Task brief =>
Search the material below for the string "situação" and extract each line that has it.

Data in this exercise =>
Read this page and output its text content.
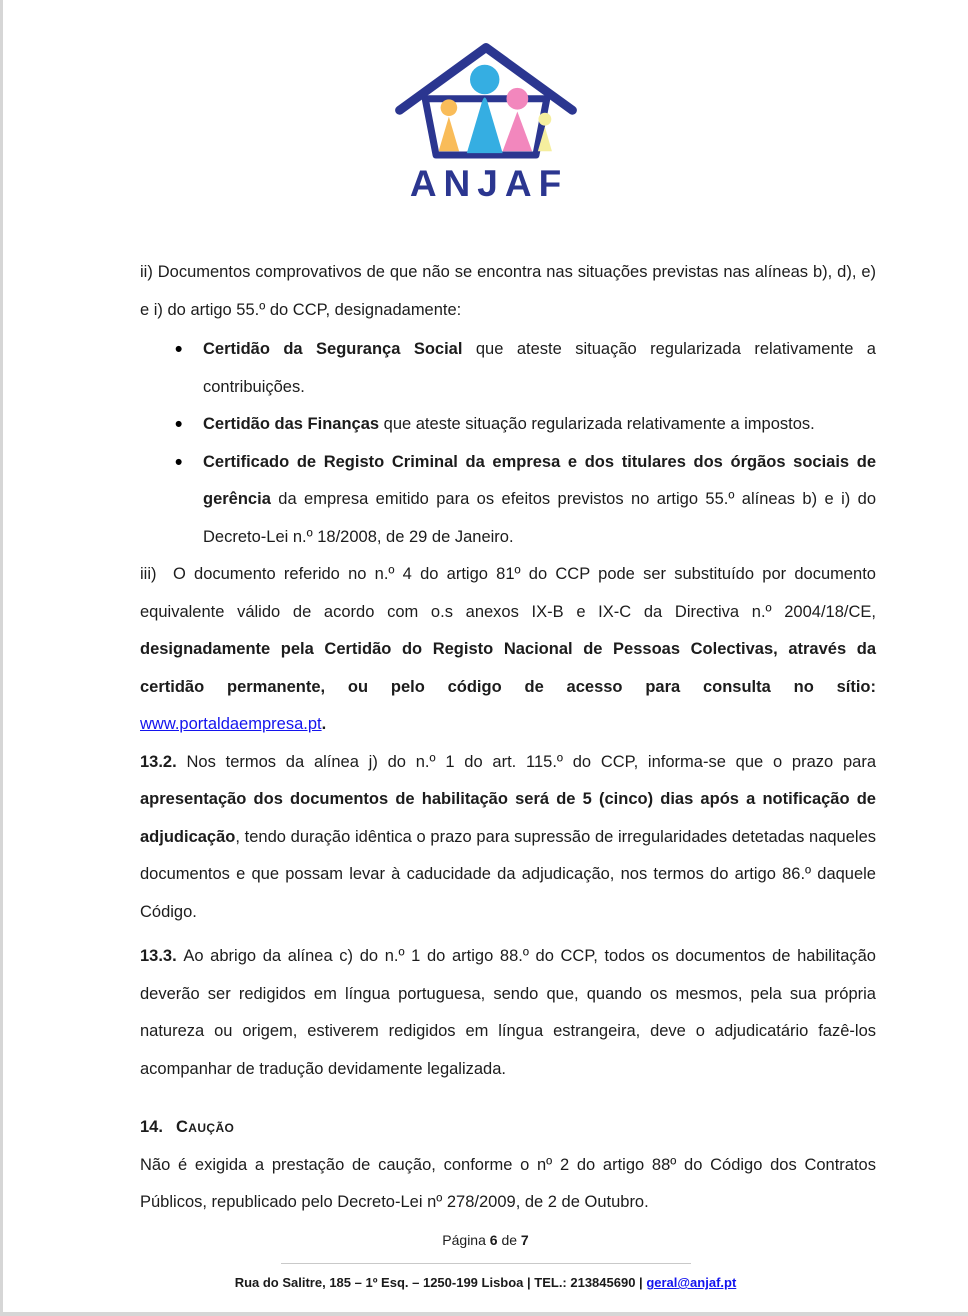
ANJAF

ii) Documentos comprovativos de que não se encontra nas situações previstas nas alíneas b), d), e) e i) do artigo 55.º do CCP, designadamente:

• Certidão da Segurança Social que ateste situação regularizada relativamente a contribuições.
• Certidão das Finanças que ateste situação regularizada relativamente a impostos.
• Certificado de Registo Criminal da empresa e dos titulares dos órgãos sociais de gerência da empresa emitido para os efeitos previstos no artigo 55.º alíneas b) e i) do Decreto-Lei n.º 18/2008, de 29 de Janeiro.

iii)  O documento referido no n.º 4 do artigo 81º do CCP pode ser substituído por documento equivalente válido de acordo com o.s anexos IX-B e IX-C da Directiva n.º 2004/18/CE, designadamente pela Certidão do Registo Nacional de Pessoas Colectivas, através da certidão permanente, ou pelo código de acesso para consulta no sítio: www.portaldaempresa.pt.

13.2. Nos termos da alínea j) do n.º 1 do art. 115.º do CCP, informa-se que o prazo para apresentação dos documentos de habilitação será de 5 (cinco) dias após a notificação de adjudicação, tendo duração idêntica o prazo para supressão de irregularidades detetadas naqueles documentos e que possam levar à caducidade da adjudicação, nos termos do artigo 86.º daquele Código.

13.3. Ao abrigo da alínea c) do n.º 1 do artigo 88.º do CCP, todos os documentos de habilitação deverão ser redigidos em língua portuguesa, sendo que, quando os mesmos, pela sua própria natureza ou origem, estiverem redigidos em língua estrangeira, deve o adjudicatário fazê-los acompanhar de tradução devidamente legalizada.

14. Caução

Não é exigida a prestação de caução, conforme o nº 2 do artigo 88º do Código dos Contratos Públicos, republicado pelo Decreto-Lei nº 278/2009, de 2 de Outubro.

Página 6 de 7
Rua do Salitre, 185 – 1º Esq. – 1250-199 Lisboa | TEL.: 213845690 | geral@anjaf.pt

Output for this task =>
• Certidão da Segurança Social que ateste situação regularizada relativamente a contribuições.
• Certidão das Finanças que ateste situação regularizada relativamente a impostos.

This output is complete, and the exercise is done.